**Task**: Write out the material below again, unchanged.

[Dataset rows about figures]
· · · ·
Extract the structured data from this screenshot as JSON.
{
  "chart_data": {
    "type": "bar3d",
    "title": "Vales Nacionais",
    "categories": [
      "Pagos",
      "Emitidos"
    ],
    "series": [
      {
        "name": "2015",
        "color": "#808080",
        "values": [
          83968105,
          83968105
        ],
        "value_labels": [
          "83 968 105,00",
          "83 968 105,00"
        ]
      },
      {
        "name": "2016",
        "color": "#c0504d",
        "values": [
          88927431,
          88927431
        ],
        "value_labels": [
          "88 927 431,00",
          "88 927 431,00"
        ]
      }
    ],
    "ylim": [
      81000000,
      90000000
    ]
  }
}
· · · ·
**Output for this task**:
Extract the structured data from this screenshot as JSON.
{
  "chart_data": {
    "type": "bar3d",
    "title": "Vales Nacionais",
    "categories": [
      "Pagos",
      "Emitidos"
    ],
    "series": [
      {
        "name": "2015",
        "color": "#808080",
        "values": [
          83968105,
          83968105
        ],
        "value_labels": [
          "83 968 105,00",
          "83 968 105,00"
        ]
      },
      {
        "name": "2016",
        "color": "#c0504d",
        "values": [
          88927431,
          88927431
        ],
        "value_labels": [
          "88 927 431,00",
          "88 927 431,00"
        ]
      }
    ],
    "ylim": [
      81000000,
      90000000
    ]
  }
}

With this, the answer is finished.